• **Task details**
Comb the records below for the string "Developed" and copy each line where it turns up.

• **Record extracts**
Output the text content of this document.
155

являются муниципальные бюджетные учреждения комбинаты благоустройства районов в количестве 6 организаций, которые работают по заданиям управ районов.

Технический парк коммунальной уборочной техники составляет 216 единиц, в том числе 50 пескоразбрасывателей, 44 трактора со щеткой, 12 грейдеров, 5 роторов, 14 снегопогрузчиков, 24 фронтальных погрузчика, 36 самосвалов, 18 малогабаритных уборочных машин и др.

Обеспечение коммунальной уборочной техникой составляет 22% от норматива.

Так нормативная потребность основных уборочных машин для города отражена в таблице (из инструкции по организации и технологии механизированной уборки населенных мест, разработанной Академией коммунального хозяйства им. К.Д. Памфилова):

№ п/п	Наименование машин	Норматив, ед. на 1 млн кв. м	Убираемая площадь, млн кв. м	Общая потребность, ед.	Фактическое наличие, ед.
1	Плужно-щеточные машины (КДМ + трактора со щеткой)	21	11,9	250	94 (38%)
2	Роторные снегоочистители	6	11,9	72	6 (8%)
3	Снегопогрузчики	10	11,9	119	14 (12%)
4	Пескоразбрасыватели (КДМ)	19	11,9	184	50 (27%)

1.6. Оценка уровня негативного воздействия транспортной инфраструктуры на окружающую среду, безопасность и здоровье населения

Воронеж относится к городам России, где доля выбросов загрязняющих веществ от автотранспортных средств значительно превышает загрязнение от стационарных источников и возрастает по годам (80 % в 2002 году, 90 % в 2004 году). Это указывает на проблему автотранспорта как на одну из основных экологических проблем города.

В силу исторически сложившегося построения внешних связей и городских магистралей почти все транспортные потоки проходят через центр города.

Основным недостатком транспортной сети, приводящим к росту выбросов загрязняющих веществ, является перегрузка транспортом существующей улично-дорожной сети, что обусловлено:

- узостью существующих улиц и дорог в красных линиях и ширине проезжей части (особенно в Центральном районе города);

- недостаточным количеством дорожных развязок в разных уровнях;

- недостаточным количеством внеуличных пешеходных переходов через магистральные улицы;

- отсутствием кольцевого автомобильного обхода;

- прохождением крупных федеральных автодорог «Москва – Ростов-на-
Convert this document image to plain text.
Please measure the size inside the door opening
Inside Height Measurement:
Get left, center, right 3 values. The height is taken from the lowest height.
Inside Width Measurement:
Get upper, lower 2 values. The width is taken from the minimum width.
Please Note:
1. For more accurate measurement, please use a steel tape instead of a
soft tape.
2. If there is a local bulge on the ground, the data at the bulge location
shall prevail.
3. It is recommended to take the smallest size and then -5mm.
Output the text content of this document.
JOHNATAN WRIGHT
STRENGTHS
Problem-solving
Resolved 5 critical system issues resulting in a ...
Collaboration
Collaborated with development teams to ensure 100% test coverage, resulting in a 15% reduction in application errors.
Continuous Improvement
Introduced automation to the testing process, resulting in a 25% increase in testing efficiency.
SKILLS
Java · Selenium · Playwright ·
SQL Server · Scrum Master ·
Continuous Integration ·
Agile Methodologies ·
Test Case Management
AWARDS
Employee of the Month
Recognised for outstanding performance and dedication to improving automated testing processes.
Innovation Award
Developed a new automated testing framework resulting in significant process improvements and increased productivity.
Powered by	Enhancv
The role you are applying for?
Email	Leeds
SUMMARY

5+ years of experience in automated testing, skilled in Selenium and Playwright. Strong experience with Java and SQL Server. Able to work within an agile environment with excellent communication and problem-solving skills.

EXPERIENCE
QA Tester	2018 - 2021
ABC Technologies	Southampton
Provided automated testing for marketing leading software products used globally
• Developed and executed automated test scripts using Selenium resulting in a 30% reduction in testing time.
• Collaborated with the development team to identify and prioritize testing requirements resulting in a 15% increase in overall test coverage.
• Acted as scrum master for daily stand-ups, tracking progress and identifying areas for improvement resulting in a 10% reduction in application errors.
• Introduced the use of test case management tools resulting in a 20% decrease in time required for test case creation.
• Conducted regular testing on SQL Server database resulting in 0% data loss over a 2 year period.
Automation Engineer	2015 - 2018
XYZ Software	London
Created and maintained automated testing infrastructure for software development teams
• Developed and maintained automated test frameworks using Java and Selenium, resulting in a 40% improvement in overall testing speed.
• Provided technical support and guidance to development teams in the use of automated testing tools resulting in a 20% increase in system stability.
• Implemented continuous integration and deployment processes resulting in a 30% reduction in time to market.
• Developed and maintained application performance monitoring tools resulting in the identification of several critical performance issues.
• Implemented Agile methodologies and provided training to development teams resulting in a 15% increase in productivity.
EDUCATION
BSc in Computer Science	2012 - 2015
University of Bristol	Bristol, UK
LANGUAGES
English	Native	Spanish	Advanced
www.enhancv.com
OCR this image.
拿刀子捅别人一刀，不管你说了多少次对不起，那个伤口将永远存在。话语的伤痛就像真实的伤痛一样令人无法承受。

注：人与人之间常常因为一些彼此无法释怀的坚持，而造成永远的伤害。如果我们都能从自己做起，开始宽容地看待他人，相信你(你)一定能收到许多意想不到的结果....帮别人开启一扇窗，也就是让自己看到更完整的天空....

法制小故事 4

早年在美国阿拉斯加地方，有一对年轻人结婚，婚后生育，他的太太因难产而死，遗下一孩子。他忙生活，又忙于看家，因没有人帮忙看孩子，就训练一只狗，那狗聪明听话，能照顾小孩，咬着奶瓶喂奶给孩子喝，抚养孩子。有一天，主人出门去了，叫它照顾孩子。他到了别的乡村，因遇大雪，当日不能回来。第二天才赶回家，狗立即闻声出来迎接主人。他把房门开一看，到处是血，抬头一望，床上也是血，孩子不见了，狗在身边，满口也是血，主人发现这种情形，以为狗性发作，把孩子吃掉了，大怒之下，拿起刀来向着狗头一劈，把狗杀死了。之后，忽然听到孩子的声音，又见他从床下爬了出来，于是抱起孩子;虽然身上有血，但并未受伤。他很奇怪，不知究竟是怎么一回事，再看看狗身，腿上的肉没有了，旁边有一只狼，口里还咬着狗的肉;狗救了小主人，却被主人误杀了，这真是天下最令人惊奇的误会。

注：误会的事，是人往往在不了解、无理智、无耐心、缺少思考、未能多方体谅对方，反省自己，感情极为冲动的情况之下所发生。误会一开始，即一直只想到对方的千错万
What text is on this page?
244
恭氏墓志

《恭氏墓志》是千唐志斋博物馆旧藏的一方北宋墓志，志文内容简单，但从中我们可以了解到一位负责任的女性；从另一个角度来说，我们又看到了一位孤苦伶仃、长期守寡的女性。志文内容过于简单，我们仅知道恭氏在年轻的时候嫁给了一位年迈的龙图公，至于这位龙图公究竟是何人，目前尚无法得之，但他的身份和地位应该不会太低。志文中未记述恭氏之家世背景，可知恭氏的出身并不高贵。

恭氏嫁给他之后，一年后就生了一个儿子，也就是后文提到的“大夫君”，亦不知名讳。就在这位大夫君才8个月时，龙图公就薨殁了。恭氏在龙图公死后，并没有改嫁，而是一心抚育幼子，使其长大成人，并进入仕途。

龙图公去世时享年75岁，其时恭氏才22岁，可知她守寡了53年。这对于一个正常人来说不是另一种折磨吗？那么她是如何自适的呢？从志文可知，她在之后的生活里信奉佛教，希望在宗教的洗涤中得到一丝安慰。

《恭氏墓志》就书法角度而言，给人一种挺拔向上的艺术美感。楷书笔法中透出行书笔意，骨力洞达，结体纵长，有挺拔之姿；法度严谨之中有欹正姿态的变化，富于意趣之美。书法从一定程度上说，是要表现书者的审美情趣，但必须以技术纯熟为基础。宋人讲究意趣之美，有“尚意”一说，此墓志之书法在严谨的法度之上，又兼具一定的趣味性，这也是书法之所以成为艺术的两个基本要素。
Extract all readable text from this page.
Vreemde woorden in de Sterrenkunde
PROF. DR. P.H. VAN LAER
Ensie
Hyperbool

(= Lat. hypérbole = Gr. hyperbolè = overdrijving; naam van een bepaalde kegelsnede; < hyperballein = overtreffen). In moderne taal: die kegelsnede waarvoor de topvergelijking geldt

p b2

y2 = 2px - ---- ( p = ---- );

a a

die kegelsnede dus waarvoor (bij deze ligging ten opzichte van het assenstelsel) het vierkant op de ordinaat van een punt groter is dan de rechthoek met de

• **Task solution**
Developed a new automated testing framework resulting in significant process improvements and increased productivity.
• Developed and executed automated test scripts using Selenium resulting in a 30% reduction in testing time.
• Developed and maintained automated test frameworks using Java and Selenium, resulting in a 40% improvement in overall testing speed.
• Developed and maintained application performance monitoring tools resulting in the identification of several critical performance issues.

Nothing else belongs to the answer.